Your task
Determine which lines of the records include the word "скин", and copy them.

Data section

╭──

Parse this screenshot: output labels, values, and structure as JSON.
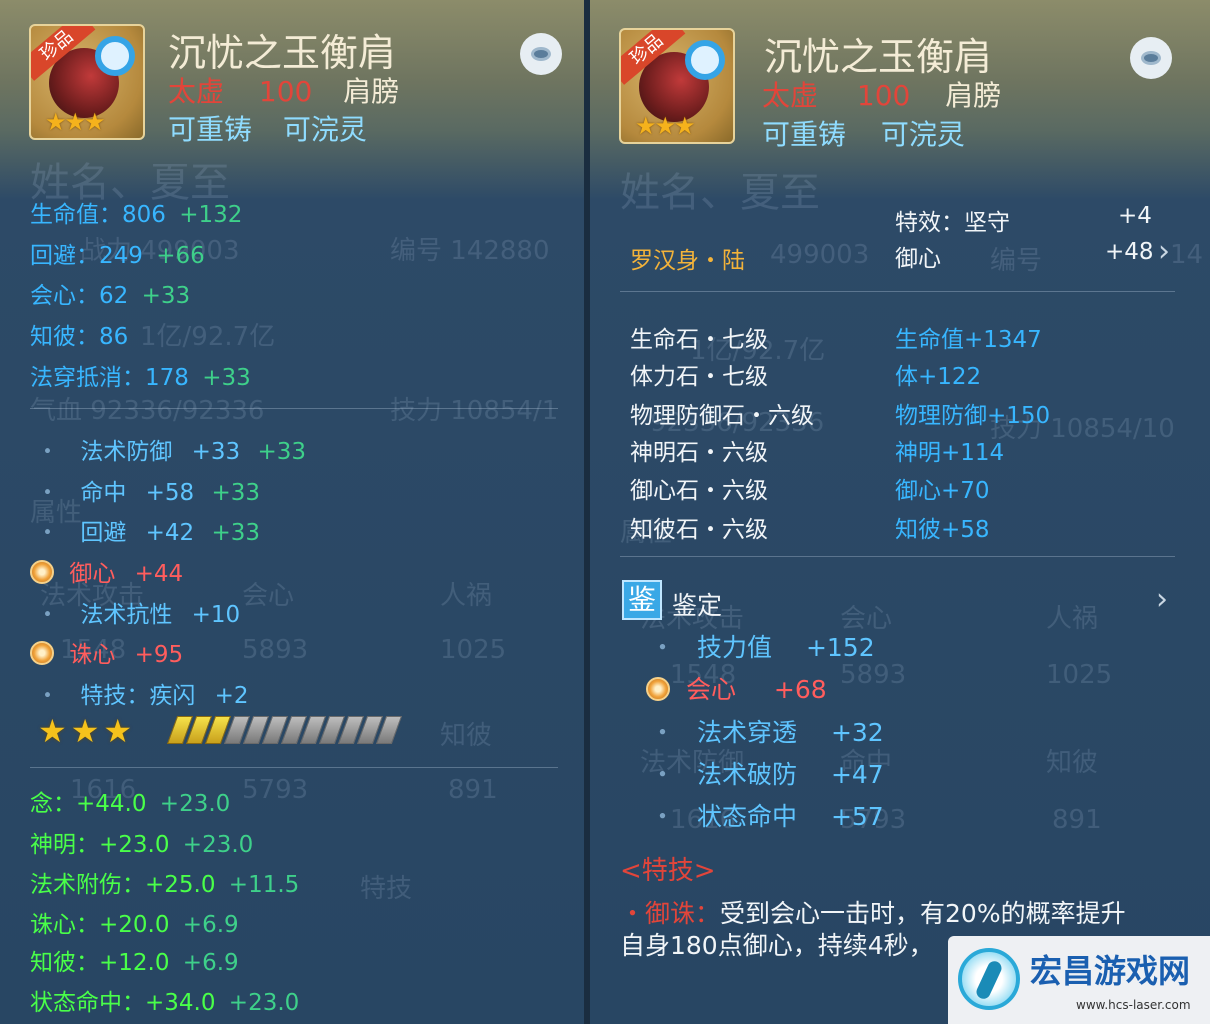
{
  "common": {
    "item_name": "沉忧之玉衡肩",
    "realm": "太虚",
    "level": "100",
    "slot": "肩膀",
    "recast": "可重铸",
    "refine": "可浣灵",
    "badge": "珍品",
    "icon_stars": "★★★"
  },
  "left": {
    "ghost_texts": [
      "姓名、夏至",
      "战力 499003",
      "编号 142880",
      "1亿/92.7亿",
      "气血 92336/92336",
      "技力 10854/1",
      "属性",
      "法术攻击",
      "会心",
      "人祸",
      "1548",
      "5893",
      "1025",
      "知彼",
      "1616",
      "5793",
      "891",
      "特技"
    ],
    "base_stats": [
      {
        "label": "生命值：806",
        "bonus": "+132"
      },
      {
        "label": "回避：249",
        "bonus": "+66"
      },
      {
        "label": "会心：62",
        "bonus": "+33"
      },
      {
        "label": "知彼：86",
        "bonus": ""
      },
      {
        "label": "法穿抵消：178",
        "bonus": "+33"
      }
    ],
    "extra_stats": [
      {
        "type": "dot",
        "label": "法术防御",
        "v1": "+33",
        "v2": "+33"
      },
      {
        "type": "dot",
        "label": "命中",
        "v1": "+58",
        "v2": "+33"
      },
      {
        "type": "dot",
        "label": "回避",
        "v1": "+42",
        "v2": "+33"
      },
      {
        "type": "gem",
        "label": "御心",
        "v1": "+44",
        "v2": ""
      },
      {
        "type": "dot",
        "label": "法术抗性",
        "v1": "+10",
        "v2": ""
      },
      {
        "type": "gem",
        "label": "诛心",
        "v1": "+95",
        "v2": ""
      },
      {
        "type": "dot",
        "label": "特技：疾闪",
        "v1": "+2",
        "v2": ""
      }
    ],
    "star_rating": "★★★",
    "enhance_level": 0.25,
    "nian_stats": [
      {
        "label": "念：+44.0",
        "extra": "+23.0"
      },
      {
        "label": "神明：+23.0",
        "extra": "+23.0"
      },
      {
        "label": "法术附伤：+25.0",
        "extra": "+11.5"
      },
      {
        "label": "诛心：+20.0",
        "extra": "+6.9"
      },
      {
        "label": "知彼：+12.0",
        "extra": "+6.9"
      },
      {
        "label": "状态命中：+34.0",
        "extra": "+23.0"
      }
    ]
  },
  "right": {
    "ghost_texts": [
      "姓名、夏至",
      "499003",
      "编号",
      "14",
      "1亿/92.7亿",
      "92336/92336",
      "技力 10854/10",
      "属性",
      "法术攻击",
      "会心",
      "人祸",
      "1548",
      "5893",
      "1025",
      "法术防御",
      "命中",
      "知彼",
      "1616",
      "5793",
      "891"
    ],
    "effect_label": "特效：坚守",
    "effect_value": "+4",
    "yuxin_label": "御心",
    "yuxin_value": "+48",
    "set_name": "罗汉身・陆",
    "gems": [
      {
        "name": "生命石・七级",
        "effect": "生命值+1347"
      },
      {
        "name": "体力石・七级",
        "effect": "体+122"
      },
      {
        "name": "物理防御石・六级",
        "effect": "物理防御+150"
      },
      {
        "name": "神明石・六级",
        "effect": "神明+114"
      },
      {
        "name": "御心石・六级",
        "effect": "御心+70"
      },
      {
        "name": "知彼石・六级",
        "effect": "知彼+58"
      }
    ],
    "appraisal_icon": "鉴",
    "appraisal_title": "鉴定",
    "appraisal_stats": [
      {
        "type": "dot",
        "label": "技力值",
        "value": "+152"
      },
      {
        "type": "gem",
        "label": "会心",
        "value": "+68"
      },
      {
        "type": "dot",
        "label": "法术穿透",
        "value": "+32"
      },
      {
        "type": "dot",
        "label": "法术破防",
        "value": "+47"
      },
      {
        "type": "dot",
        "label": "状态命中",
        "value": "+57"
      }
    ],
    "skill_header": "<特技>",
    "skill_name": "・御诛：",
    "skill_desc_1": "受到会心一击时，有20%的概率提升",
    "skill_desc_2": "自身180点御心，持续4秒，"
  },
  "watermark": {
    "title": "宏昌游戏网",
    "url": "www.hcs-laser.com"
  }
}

╰──
╭──

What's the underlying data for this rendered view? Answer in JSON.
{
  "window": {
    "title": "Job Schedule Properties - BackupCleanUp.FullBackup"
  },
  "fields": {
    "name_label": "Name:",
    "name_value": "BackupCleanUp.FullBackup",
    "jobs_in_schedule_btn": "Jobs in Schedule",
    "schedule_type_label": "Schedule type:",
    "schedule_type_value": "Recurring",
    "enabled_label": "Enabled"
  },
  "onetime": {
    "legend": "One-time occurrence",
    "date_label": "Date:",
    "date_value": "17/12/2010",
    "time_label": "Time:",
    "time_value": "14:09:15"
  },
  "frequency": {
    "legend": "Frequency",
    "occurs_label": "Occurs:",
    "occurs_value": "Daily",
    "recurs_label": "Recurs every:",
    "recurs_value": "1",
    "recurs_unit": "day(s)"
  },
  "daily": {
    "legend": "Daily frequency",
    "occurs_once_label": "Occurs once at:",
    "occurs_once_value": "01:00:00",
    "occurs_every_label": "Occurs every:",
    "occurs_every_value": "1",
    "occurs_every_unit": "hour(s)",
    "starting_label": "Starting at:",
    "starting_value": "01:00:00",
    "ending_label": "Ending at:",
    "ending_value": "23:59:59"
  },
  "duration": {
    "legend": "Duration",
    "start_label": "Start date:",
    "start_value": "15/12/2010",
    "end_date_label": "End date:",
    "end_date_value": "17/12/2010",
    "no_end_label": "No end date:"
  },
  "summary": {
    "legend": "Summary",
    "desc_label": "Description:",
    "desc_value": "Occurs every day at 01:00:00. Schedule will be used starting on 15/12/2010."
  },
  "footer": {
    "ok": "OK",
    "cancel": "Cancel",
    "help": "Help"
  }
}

╰──
╭──

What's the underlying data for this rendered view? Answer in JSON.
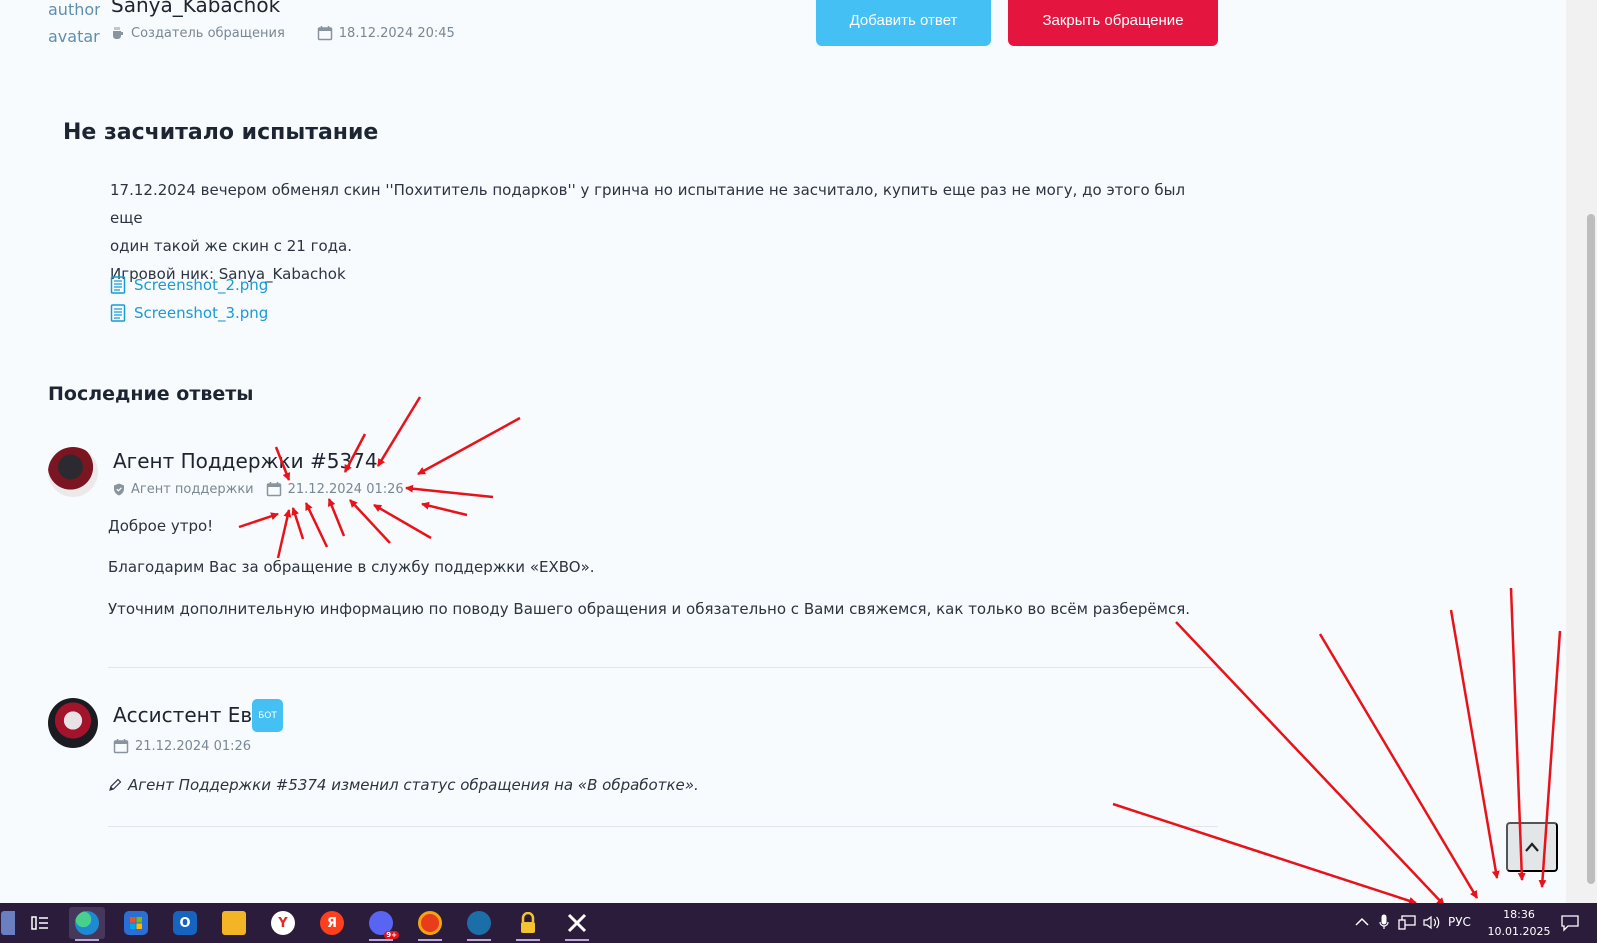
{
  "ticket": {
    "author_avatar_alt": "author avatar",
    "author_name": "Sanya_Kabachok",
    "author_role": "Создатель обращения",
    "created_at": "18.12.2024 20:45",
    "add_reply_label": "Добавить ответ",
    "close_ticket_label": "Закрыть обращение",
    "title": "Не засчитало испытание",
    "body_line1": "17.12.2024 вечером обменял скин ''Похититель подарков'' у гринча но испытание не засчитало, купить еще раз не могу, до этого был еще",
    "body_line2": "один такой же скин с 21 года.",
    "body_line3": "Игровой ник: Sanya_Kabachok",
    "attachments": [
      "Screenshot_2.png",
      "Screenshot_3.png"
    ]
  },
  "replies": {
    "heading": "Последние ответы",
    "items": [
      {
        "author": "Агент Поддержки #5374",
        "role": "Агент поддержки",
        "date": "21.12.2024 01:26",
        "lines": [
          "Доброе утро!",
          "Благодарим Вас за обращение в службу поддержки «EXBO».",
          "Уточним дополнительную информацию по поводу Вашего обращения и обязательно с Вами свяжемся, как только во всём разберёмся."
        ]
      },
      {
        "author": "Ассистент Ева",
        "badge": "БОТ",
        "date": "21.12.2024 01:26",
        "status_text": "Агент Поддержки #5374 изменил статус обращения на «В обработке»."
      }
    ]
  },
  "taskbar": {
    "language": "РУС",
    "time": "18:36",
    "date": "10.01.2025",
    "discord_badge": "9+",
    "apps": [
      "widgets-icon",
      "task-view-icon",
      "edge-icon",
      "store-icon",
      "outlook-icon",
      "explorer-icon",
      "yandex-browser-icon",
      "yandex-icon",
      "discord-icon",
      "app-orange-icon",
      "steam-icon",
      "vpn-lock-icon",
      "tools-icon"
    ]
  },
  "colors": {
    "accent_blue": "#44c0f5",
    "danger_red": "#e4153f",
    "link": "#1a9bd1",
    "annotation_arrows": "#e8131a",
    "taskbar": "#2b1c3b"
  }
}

╰──

Final answer
    "body_line1": "17.12.2024 вечером обменял скин ''Похититель подарков'' у гринча но испытание не засчитало, купить еще раз не могу, до этого был еще",
    "body_line2": "один такой же скин с 21 года.",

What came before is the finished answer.